The request: Gather every line holding the string "this".

_ _ _ _ _ _ _

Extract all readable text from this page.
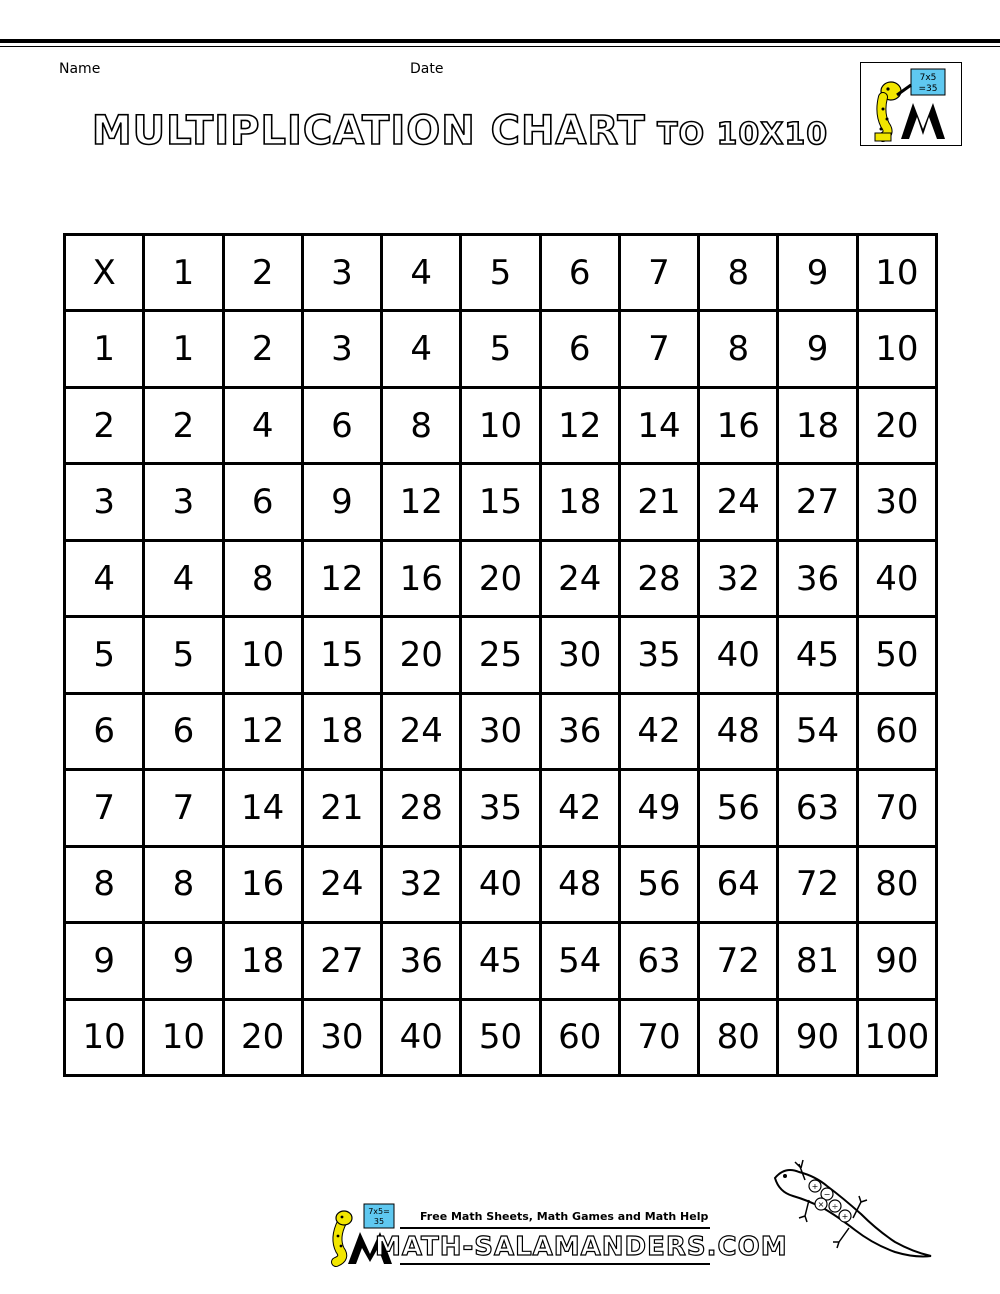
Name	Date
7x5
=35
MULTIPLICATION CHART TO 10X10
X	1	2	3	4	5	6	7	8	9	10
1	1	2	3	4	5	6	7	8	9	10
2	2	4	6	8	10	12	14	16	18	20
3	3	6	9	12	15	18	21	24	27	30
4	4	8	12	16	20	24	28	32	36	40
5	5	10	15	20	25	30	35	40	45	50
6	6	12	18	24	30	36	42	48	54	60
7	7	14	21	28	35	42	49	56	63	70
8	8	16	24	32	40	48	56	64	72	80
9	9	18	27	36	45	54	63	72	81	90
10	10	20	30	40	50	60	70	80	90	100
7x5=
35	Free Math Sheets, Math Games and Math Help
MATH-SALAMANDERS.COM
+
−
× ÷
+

_ _ _ _ _ _ _

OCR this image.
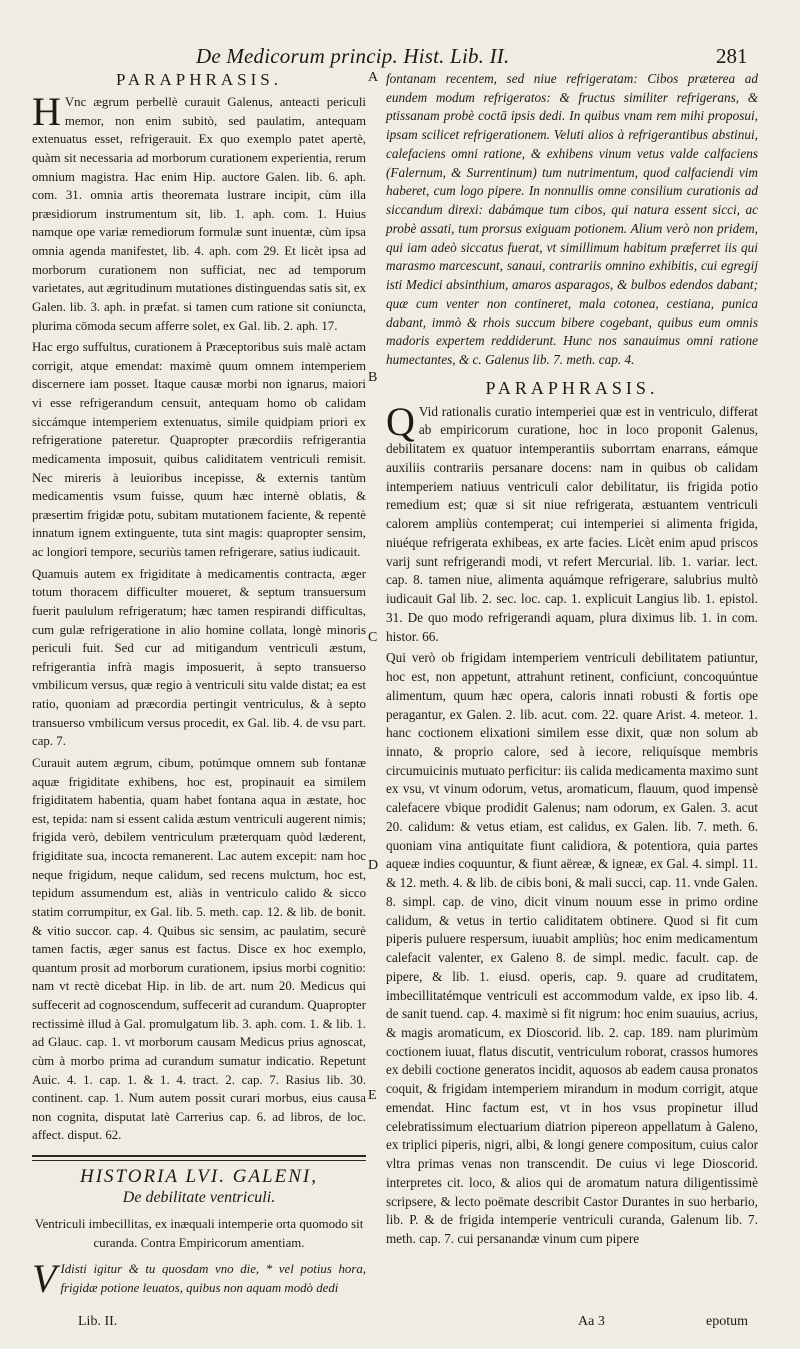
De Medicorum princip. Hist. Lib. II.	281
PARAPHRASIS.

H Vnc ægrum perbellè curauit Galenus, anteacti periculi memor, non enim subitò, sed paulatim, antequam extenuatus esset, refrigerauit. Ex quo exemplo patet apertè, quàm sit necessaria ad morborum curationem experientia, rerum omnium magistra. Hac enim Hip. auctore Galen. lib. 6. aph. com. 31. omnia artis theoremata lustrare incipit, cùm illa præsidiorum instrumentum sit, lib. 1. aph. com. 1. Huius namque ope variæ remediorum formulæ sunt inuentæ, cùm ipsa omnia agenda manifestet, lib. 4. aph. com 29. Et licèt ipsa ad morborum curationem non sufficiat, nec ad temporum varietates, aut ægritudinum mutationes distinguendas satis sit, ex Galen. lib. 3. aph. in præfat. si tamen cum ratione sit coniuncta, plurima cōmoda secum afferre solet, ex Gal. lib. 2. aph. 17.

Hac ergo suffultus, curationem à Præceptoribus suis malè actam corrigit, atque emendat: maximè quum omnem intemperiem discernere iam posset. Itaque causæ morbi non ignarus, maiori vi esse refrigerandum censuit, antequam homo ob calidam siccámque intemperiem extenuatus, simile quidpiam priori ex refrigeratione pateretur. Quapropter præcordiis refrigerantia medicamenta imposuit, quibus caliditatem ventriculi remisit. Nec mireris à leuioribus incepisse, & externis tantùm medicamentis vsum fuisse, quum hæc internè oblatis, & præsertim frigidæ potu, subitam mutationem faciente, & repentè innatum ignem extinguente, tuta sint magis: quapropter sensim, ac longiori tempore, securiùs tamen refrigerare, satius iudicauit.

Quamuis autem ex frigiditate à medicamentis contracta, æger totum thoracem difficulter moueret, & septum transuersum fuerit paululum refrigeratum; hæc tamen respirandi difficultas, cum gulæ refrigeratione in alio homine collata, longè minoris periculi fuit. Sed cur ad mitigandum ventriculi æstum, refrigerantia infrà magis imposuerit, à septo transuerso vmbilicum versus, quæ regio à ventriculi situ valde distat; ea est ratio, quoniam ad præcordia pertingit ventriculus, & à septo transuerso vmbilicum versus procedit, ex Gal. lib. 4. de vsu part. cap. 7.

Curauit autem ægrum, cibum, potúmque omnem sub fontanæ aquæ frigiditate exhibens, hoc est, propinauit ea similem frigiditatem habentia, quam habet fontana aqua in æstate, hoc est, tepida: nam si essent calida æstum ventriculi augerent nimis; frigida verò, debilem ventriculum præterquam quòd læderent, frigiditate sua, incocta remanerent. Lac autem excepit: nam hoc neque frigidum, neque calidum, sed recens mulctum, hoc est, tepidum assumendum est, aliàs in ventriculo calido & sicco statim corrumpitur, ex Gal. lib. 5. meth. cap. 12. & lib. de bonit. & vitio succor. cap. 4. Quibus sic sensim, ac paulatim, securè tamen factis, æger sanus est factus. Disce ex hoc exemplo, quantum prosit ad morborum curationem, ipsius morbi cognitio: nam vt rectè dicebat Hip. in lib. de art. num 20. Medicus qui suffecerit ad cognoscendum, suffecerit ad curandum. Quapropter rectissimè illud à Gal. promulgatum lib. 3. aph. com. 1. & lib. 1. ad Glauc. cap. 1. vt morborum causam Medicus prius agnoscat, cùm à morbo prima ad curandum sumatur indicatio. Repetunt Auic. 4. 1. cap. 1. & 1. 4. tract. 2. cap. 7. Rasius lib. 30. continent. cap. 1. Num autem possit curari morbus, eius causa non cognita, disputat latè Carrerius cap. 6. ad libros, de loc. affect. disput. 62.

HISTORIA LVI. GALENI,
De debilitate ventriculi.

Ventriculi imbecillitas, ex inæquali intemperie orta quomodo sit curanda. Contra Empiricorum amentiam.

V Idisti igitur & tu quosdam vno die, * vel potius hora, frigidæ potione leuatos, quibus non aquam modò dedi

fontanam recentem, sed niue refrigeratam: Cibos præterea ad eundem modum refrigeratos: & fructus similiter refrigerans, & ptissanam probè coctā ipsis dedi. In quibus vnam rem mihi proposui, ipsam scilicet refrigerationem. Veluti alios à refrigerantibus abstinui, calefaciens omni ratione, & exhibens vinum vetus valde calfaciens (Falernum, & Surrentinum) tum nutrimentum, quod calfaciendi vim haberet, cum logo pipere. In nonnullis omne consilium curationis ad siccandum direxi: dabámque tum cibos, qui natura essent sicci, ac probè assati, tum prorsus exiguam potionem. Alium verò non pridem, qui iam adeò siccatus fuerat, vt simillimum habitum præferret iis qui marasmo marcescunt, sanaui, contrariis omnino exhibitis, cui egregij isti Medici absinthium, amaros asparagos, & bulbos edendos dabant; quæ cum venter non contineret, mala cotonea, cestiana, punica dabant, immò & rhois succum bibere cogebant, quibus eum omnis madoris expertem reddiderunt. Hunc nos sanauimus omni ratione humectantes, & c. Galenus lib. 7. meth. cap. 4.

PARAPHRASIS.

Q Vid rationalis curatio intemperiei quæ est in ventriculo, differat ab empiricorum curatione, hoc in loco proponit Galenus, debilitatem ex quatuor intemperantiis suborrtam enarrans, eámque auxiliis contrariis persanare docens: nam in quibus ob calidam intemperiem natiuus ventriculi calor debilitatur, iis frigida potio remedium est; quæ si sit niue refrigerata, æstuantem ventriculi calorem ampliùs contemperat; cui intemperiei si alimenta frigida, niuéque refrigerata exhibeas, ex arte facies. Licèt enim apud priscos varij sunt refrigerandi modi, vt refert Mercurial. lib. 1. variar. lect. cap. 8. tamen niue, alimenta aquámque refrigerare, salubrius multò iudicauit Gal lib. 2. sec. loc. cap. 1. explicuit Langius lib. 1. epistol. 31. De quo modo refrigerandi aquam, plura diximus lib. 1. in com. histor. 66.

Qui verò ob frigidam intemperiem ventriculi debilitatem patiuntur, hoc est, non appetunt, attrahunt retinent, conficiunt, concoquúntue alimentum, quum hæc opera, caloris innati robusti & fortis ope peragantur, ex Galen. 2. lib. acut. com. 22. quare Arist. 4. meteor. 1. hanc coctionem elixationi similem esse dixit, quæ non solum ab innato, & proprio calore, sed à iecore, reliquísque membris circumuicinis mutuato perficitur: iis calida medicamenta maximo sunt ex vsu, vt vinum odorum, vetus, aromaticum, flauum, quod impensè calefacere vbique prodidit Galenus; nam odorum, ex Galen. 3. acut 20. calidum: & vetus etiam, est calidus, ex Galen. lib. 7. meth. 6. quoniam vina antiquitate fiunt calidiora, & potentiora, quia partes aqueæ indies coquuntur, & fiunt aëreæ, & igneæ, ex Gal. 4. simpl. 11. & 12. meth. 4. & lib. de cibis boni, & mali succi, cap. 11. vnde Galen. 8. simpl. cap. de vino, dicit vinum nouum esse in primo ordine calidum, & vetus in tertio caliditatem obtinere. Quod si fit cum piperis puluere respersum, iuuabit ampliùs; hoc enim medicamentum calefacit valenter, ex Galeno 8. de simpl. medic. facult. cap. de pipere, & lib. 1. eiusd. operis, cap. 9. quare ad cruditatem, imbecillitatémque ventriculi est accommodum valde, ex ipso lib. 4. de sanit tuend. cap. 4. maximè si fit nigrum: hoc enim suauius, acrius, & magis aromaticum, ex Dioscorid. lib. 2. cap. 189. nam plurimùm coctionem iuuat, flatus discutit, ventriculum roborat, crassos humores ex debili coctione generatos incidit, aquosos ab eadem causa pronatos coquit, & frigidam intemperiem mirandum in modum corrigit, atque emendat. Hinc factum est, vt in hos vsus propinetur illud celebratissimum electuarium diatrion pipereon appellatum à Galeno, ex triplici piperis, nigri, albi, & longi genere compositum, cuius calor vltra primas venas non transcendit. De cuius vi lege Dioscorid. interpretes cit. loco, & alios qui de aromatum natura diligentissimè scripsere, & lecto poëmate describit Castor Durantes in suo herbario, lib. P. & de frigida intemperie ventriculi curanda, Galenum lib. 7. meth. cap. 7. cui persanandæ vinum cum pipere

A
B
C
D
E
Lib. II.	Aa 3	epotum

_ _ _ _ _ _ _

Written solution:
Extract all readable text from this page.
OCR this image.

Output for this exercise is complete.